[Extracted records]
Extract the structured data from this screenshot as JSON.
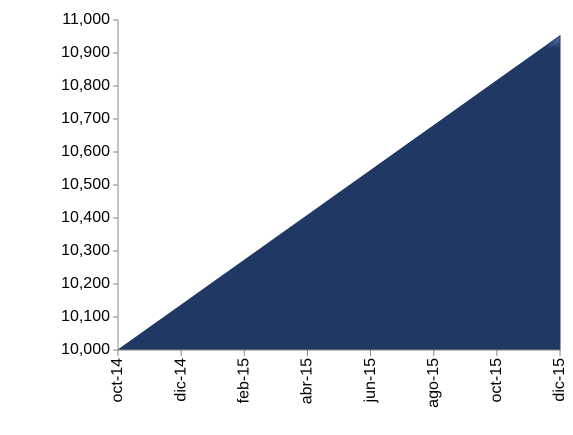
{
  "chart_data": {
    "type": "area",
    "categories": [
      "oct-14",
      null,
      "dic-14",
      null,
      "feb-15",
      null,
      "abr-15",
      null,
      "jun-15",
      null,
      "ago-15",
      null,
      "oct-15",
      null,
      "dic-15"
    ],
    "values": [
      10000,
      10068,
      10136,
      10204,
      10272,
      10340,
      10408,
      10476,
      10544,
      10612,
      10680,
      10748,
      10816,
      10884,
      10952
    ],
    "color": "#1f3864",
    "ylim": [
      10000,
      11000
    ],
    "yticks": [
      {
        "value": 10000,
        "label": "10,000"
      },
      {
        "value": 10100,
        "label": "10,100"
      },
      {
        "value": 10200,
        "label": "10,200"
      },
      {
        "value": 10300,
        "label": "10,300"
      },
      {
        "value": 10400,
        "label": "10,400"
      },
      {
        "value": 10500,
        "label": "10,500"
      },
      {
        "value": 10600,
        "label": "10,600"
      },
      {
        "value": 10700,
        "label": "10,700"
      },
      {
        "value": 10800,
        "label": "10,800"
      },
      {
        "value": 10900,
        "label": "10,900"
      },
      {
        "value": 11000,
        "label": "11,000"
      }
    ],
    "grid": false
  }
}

Objective
Search the data for the string "label". List each line that has it.

Task solution
        "label": "10,000"
        "label": "10,100"
        "label": "10,200"
        "label": "10,300"
        "label": "10,400"
        "label": "10,500"
        "label": "10,600"
        "label": "10,700"
        "label": "10,800"
        "label": "10,900"
        "label": "11,000"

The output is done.